(Figure content listings)
++++
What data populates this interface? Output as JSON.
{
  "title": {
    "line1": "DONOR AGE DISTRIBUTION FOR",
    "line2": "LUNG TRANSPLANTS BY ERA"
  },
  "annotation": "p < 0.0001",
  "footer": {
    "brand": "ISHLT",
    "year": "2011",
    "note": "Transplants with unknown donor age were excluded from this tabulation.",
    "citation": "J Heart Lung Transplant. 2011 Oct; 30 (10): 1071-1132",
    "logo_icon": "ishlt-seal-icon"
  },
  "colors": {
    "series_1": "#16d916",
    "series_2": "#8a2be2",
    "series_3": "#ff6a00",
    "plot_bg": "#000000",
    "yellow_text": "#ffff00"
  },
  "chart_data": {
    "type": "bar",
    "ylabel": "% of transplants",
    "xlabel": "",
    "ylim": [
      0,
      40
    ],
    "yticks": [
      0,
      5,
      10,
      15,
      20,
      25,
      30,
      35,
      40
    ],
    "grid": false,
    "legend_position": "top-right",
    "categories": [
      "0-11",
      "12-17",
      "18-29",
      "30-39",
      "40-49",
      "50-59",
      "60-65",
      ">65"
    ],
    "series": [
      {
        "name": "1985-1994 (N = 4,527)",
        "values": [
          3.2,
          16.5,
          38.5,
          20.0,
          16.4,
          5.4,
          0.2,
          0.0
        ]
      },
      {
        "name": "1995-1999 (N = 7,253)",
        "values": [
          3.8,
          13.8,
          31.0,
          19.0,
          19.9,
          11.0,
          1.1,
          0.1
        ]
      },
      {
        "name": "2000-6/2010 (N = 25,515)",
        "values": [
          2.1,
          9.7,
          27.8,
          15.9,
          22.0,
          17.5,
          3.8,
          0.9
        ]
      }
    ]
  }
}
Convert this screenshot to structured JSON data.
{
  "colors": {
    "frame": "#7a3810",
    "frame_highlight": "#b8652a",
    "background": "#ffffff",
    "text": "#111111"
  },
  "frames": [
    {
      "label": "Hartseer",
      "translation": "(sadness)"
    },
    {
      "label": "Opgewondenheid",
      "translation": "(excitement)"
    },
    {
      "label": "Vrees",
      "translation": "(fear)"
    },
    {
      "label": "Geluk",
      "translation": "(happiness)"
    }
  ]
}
++++
Take the entries above and transcribe them exactly.

What data populates this interface? Output as JSON.
{
  "title": {
    "line1": "DONOR AGE DISTRIBUTION FOR",
    "line2": "LUNG TRANSPLANTS BY ERA"
  },
  "annotation": "p < 0.0001",
  "footer": {
    "brand": "ISHLT",
    "year": "2011",
    "note": "Transplants with unknown donor age were excluded from this tabulation.",
    "citation": "J Heart Lung Transplant. 2011 Oct; 30 (10): 1071-1132",
    "logo_icon": "ishlt-seal-icon"
  },
  "colors": {
    "series_1": "#16d916",
    "series_2": "#8a2be2",
    "series_3": "#ff6a00",
    "plot_bg": "#000000",
    "yellow_text": "#ffff00"
  },
  "chart_data": {
    "type": "bar",
    "ylabel": "% of transplants",
    "xlabel": "",
    "ylim": [
      0,
      40
    ],
    "yticks": [
      0,
      5,
      10,
      15,
      20,
      25,
      30,
      35,
      40
    ],
    "grid": false,
    "legend_position": "top-right",
    "categories": [
      "0-11",
      "12-17",
      "18-29",
      "30-39",
      "40-49",
      "50-59",
      "60-65",
      ">65"
    ],
    "series": [
      {
        "name": "1985-1994 (N = 4,527)",
        "values": [
          3.2,
          16.5,
          38.5,
          20.0,
          16.4,
          5.4,
          0.2,
          0.0
        ]
      },
      {
        "name": "1995-1999 (N = 7,253)",
        "values": [
          3.8,
          13.8,
          31.0,
          19.0,
          19.9,
          11.0,
          1.1,
          0.1
        ]
      },
      {
        "name": "2000-6/2010 (N = 25,515)",
        "values": [
          2.1,
          9.7,
          27.8,
          15.9,
          22.0,
          17.5,
          3.8,
          0.9
        ]
      }
    ]
  }
}
Convert this screenshot to structured JSON data.
{
  "colors": {
    "frame": "#7a3810",
    "frame_highlight": "#b8652a",
    "background": "#ffffff",
    "text": "#111111"
  },
  "frames": [
    {
      "label": "Hartseer",
      "translation": "(sadness)"
    },
    {
      "label": "Opgewondenheid",
      "translation": "(excitement)"
    },
    {
      "label": "Vrees",
      "translation": "(fear)"
    },
    {
      "label": "Geluk",
      "translation": "(happiness)"
    }
  ]
}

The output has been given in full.